_Figure contents as structured data_
┌────────

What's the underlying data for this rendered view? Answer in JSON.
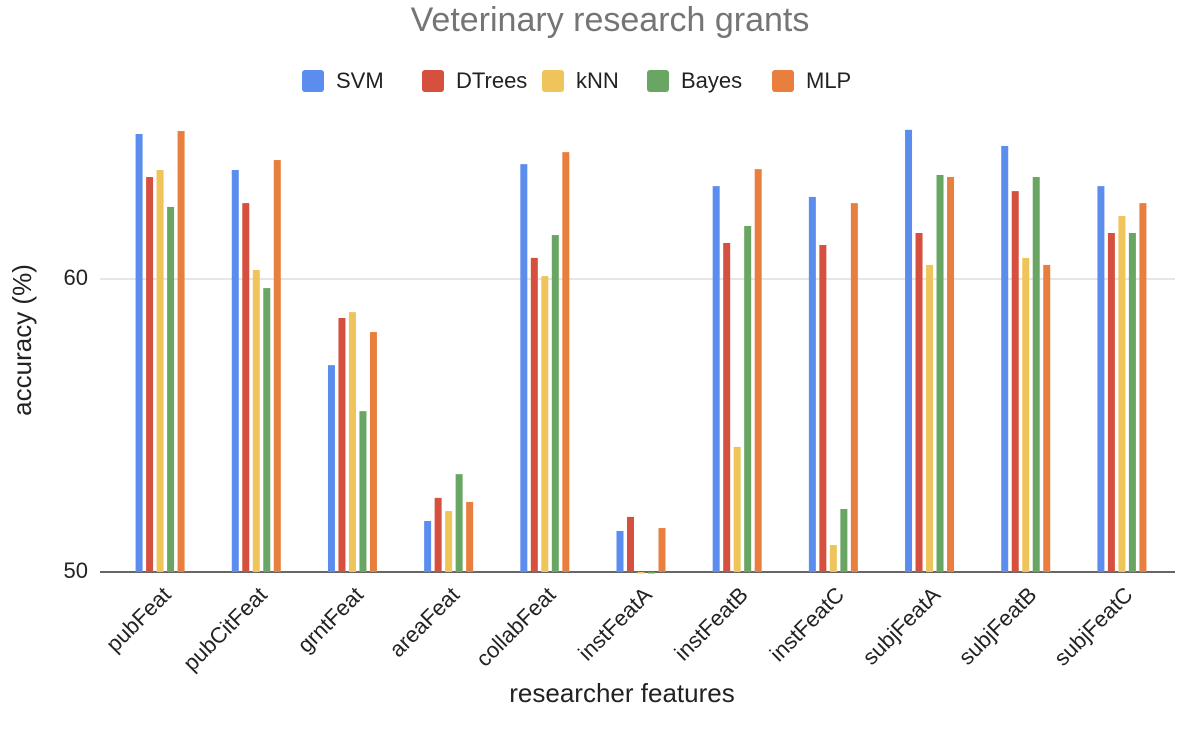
{
  "chart_data": {
    "type": "bar",
    "title": "Veterinary research grants",
    "x_label": "researcher features",
    "y_label": "accuracy (%)",
    "categories": [
      "pubFeat",
      "pubCitFeat",
      "grntFeat",
      "areaFeat",
      "collabFeat",
      "instFeatA",
      "instFeatB",
      "instFeatC",
      "subjFeatA",
      "subjFeatB",
      "subjFeatC"
    ],
    "series": [
      {
        "name": "SVM",
        "color": "#5b8def",
        "values": [
          64.95,
          63.72,
          57.06,
          51.74,
          63.92,
          51.4,
          63.17,
          62.8,
          65.09,
          64.54,
          63.17
        ]
      },
      {
        "name": "DTrees",
        "color": "#d6503f",
        "values": [
          63.48,
          62.59,
          58.67,
          52.53,
          60.72,
          51.88,
          61.23,
          61.16,
          61.57,
          63.0,
          61.57
        ]
      },
      {
        "name": "kNN",
        "color": "#efc45a",
        "values": [
          63.72,
          60.31,
          58.87,
          52.08,
          60.1,
          50,
          54.27,
          50.92,
          60.48,
          60.72,
          62.15
        ]
      },
      {
        "name": "Bayes",
        "color": "#6aa663",
        "values": [
          62.46,
          59.69,
          55.49,
          53.34,
          61.5,
          50.0,
          61.81,
          52.15,
          63.55,
          63.48,
          61.57
        ]
      },
      {
        "name": "MLP",
        "color": "#e97f3e",
        "values": [
          65.05,
          64.06,
          58.19,
          52.39,
          64.33,
          51.5,
          63.75,
          62.59,
          63.48,
          60.48,
          62.59
        ]
      }
    ],
    "ylim": [
      50,
      65.5
    ],
    "yticks": [
      50,
      60
    ],
    "grid": true,
    "legend": "top"
  }
}
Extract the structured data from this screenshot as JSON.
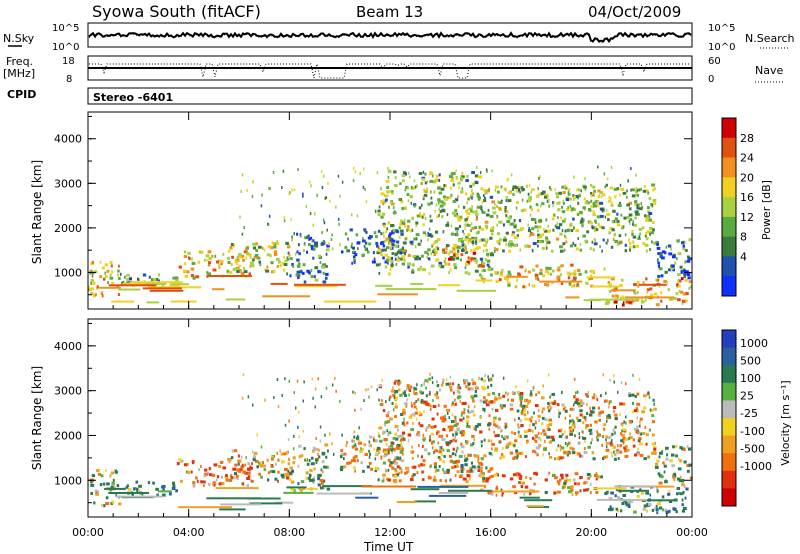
{
  "header": {
    "station": "Syowa South (fitACF)",
    "beam": "Beam 13",
    "date": "04/Oct/2009"
  },
  "strips": {
    "nsky_label": "N.Sky",
    "nsky_ticks": [
      "10^5",
      "10^0"
    ],
    "nsearch_label": "N.Search",
    "nsearch_ticks": [
      "10^5",
      "10^0"
    ],
    "freq_label_line1": "Freq.",
    "freq_label_line2": "[MHz]",
    "freq_ticks": [
      "18",
      "8"
    ],
    "nave_label": "Nave",
    "nave_ticks": [
      "60",
      "0"
    ],
    "cpid_label": "CPID",
    "cpid_value": "Stereo -6401"
  },
  "colors": {
    "power_scale": [
      "#1030ff",
      "#2050b0",
      "#3a7a3a",
      "#5aaa40",
      "#a8d040",
      "#f0d020",
      "#f09020",
      "#e05010",
      "#d00000"
    ],
    "velocity_scale": [
      "#2040c0",
      "#2a60a0",
      "#2a7a50",
      "#58b040",
      "#bbbbbb",
      "#f0d020",
      "#f0a020",
      "#f07010",
      "#e03010",
      "#d00000"
    ]
  },
  "chart_data": [
    {
      "type": "heatmap",
      "title": "",
      "xlabel": "",
      "ylabel": "Slant Range [km]",
      "x_tick_labels": [
        "00:00",
        "04:00",
        "08:00",
        "12:00",
        "16:00",
        "20:00",
        "00:00"
      ],
      "xlim_hours": [
        0,
        24
      ],
      "y_tick_labels": [
        "1000",
        "2000",
        "3000",
        "4000"
      ],
      "ylim": [
        180,
        4600
      ],
      "colorbar": {
        "label": "Power [dB]",
        "tick_labels": [
          "28",
          "24",
          "20",
          "16",
          "12",
          "8",
          "4"
        ],
        "range": [
          0,
          32
        ]
      },
      "echo_regions": [
        {
          "t0": 0.0,
          "t1": 1.2,
          "r0": 450,
          "r1": 1300,
          "value": 20
        },
        {
          "t0": 1.0,
          "t1": 3.5,
          "r0": 700,
          "r1": 1000,
          "value": 10
        },
        {
          "t0": 3.5,
          "t1": 6.5,
          "r0": 900,
          "r1": 1500,
          "value": 20
        },
        {
          "t0": 5.5,
          "t1": 8.0,
          "r0": 1000,
          "r1": 1700,
          "value": 16
        },
        {
          "t0": 8.0,
          "t1": 9.5,
          "r0": 800,
          "r1": 1900,
          "value": 8
        },
        {
          "t0": 10.0,
          "t1": 12.5,
          "r0": 1200,
          "r1": 2000,
          "value": 6
        },
        {
          "t0": 11.5,
          "t1": 16.0,
          "r0": 1000,
          "r1": 3300,
          "value": 14
        },
        {
          "t0": 14.0,
          "t1": 15.5,
          "r0": 1200,
          "r1": 1600,
          "value": 24
        },
        {
          "t0": 15.5,
          "t1": 20.5,
          "r0": 700,
          "r1": 1200,
          "value": 20
        },
        {
          "t0": 16.0,
          "t1": 22.5,
          "r0": 1500,
          "r1": 3000,
          "value": 14
        },
        {
          "t0": 20.5,
          "t1": 24.0,
          "r0": 300,
          "r1": 900,
          "value": 22
        },
        {
          "t0": 22.5,
          "t1": 24.0,
          "r0": 900,
          "r1": 1800,
          "value": 8
        }
      ]
    },
    {
      "type": "heatmap",
      "title": "",
      "xlabel": "Time UT",
      "ylabel": "Slant Range [km]",
      "x_tick_labels": [
        "00:00",
        "04:00",
        "08:00",
        "12:00",
        "16:00",
        "20:00",
        "00:00"
      ],
      "xlim_hours": [
        0,
        24
      ],
      "y_tick_labels": [
        "1000",
        "2000",
        "3000",
        "4000"
      ],
      "ylim": [
        180,
        4600
      ],
      "colorbar": {
        "label": "Velocity [m s⁻¹]",
        "tick_labels": [
          "1000",
          "500",
          "100",
          "25",
          "-25",
          "-100",
          "-500",
          "-1000"
        ],
        "range": [
          -1000,
          1000
        ]
      },
      "echo_regions": [
        {
          "t0": 0.0,
          "t1": 1.2,
          "r0": 450,
          "r1": 1300,
          "value": 50
        },
        {
          "t0": 1.0,
          "t1": 3.5,
          "r0": 700,
          "r1": 1000,
          "value": 200
        },
        {
          "t0": 3.5,
          "t1": 6.5,
          "r0": 900,
          "r1": 1500,
          "value": -200
        },
        {
          "t0": 5.5,
          "t1": 8.0,
          "r0": 1000,
          "r1": 1700,
          "value": -150
        },
        {
          "t0": 8.0,
          "t1": 9.5,
          "r0": 800,
          "r1": 1900,
          "value": 60
        },
        {
          "t0": 10.0,
          "t1": 12.5,
          "r0": 1200,
          "r1": 2000,
          "value": -50
        },
        {
          "t0": 11.5,
          "t1": 16.0,
          "r0": 1000,
          "r1": 3300,
          "value": -120
        },
        {
          "t0": 14.0,
          "t1": 15.5,
          "r0": 1200,
          "r1": 1600,
          "value": 80
        },
        {
          "t0": 15.5,
          "t1": 20.5,
          "r0": 700,
          "r1": 1200,
          "value": -180
        },
        {
          "t0": 16.0,
          "t1": 22.5,
          "r0": 1500,
          "r1": 3000,
          "value": -80
        },
        {
          "t0": 20.5,
          "t1": 24.0,
          "r0": 300,
          "r1": 900,
          "value": 200
        },
        {
          "t0": 22.5,
          "t1": 24.0,
          "r0": 900,
          "r1": 1800,
          "value": 60
        }
      ]
    }
  ]
}
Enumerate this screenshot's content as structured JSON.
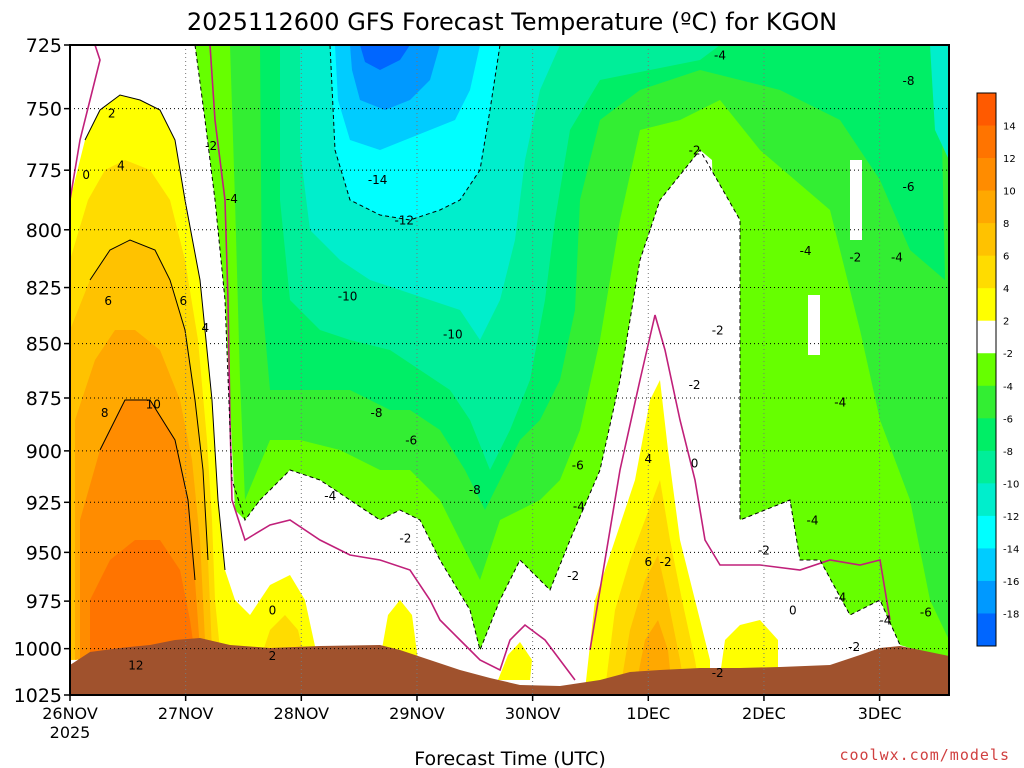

└────────

Filter the listing above for the string "screenshot" and copy every matching line.

_SOLUTION_
Extract the structured data from this screenshot as JSON.
Enumerate this screenshot's content as structured JSON.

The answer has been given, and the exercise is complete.